- [Exercise materials]:
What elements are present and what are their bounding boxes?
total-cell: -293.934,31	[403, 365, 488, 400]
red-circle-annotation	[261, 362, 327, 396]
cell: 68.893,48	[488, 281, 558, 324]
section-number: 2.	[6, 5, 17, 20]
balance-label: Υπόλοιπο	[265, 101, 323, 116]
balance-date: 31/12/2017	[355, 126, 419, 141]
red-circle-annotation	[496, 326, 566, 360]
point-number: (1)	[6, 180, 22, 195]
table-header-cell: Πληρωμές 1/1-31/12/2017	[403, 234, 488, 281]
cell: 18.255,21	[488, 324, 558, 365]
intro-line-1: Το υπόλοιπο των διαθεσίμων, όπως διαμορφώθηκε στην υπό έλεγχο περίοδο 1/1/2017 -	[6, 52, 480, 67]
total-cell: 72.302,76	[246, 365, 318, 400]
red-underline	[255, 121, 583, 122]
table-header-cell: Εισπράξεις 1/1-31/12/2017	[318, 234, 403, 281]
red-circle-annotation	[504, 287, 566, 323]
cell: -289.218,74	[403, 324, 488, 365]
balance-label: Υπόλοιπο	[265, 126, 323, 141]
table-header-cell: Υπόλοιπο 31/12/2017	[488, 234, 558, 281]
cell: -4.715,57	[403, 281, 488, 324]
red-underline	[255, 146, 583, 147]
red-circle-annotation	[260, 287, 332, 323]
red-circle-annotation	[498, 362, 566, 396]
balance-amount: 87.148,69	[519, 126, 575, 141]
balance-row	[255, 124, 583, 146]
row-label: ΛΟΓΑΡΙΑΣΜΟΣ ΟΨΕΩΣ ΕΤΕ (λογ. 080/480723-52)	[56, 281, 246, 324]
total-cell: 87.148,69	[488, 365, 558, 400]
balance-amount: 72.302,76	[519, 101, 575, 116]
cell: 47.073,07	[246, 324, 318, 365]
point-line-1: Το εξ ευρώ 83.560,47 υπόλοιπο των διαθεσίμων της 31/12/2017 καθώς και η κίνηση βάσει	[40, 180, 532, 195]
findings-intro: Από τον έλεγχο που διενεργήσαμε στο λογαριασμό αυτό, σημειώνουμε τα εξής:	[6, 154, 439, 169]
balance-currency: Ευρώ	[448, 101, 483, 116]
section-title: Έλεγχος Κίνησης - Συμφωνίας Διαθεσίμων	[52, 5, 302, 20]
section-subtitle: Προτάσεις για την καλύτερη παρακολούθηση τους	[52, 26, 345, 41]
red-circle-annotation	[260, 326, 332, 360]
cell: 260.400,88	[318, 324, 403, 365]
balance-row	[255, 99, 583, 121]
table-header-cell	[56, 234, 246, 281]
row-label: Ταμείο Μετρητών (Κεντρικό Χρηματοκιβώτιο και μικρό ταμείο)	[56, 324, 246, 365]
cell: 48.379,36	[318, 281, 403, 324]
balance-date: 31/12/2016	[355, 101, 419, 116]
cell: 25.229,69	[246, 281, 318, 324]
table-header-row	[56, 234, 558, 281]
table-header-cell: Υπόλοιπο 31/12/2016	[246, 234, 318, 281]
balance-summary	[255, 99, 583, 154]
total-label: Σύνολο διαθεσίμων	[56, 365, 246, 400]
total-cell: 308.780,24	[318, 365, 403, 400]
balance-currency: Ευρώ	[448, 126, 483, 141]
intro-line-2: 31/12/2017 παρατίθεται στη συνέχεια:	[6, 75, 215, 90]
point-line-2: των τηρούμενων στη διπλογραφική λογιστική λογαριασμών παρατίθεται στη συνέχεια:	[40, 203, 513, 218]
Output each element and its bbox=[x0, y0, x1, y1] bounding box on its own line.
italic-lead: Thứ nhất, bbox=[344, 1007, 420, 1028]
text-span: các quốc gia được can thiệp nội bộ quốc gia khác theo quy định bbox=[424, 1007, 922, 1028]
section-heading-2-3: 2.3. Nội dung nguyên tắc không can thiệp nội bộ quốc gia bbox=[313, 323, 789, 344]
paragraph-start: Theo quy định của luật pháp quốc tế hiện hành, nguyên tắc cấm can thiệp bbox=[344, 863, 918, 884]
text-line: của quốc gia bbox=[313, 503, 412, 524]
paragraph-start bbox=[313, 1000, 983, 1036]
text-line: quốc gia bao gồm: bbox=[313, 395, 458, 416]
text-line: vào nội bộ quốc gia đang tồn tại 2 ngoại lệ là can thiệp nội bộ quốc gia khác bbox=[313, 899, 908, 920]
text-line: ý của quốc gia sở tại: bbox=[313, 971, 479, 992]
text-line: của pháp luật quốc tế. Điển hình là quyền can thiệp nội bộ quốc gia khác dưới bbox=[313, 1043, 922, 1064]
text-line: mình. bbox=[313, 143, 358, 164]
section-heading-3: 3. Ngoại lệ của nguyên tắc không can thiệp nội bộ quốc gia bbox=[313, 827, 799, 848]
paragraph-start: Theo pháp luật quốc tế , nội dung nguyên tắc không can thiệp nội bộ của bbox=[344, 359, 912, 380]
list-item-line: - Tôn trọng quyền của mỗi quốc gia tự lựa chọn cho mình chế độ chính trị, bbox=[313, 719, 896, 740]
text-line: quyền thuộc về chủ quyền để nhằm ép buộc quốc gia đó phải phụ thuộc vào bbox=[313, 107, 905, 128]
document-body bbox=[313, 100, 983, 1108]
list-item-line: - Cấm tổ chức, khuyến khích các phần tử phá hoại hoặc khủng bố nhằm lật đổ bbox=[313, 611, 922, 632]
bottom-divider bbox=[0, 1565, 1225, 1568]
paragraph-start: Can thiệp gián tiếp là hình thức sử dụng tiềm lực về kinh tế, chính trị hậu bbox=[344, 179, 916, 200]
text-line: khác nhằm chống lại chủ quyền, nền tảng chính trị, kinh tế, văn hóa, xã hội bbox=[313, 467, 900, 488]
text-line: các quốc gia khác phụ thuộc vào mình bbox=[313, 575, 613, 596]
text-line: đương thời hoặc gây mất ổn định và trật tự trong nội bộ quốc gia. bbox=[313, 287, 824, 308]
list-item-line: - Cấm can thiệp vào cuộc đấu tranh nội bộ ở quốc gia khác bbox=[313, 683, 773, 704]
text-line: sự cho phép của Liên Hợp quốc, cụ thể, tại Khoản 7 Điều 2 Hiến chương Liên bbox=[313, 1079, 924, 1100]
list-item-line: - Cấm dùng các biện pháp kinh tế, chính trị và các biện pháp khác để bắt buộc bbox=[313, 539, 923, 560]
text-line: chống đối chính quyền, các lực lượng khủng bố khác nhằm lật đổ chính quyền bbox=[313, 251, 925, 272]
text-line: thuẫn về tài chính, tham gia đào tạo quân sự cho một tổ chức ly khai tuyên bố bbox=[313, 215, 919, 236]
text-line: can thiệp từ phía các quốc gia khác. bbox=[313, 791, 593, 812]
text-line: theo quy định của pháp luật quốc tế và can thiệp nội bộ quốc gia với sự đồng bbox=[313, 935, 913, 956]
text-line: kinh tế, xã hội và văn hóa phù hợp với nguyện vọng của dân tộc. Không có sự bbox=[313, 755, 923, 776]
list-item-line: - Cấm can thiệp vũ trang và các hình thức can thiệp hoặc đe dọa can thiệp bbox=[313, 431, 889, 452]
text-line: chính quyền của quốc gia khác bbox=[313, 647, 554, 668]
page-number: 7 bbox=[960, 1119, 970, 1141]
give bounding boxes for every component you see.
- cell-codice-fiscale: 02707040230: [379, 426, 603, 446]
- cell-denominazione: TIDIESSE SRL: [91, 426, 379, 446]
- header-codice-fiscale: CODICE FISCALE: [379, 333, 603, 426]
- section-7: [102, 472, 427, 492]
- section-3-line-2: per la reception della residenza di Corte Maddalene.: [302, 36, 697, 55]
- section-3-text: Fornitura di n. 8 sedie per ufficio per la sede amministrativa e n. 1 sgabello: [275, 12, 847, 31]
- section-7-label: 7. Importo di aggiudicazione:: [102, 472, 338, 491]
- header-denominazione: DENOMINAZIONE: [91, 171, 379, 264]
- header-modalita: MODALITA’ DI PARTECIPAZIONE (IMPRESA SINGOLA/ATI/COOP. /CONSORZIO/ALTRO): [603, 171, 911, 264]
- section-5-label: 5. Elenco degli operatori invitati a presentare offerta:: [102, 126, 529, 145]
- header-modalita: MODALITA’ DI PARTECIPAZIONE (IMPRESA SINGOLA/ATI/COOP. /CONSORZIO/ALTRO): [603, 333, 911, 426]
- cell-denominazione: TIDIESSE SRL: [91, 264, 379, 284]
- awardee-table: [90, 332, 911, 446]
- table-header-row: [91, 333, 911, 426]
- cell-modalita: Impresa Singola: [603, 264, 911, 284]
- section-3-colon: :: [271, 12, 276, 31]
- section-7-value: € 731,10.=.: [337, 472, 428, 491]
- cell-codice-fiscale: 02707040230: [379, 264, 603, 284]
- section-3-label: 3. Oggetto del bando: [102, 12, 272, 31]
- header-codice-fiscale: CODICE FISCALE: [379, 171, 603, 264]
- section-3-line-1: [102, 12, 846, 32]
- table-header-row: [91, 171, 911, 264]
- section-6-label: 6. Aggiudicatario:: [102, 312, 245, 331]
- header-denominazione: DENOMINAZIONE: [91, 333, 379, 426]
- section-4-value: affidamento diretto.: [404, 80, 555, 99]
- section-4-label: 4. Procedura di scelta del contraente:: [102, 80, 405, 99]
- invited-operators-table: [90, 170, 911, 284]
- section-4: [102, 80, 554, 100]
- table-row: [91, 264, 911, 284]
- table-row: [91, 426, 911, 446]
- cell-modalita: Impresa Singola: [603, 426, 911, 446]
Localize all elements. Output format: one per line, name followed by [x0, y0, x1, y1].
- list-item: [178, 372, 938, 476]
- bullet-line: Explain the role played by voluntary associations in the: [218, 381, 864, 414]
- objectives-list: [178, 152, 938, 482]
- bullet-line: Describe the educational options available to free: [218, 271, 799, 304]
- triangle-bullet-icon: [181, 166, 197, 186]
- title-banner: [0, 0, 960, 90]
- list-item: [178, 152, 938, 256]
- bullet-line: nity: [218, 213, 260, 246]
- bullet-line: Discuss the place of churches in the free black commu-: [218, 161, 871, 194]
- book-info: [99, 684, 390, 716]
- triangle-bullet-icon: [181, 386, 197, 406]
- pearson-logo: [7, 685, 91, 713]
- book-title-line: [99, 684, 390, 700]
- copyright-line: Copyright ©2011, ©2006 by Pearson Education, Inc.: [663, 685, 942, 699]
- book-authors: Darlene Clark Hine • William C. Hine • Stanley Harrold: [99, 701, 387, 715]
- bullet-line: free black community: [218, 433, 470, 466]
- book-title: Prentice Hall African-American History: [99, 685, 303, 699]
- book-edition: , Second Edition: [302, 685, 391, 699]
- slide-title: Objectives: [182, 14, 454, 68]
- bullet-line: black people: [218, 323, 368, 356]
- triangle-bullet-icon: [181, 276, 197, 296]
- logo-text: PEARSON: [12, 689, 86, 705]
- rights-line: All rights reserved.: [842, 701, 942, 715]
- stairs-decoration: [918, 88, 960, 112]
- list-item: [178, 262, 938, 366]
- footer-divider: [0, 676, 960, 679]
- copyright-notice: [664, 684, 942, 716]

- [Exercise prompt]:
Starting with the first of the rows and going on through the row with "326, 566, 360]", write those rows out again with "red-circle-annotation" swapped for "red-ellipse-annotation" and everything else unchanged.

- [Exercise output]:
What elements are present and what are their bounding boxes?
total-cell: -293.934,31	[403, 365, 488, 400]
red-ellipse-annotation	[261, 362, 327, 396]
cell: 68.893,48	[488, 281, 558, 324]
section-number: 2.	[6, 5, 17, 20]
balance-label: Υπόλοιπο	[265, 101, 323, 116]
balance-date: 31/12/2017	[355, 126, 419, 141]
red-ellipse-annotation	[496, 326, 566, 360]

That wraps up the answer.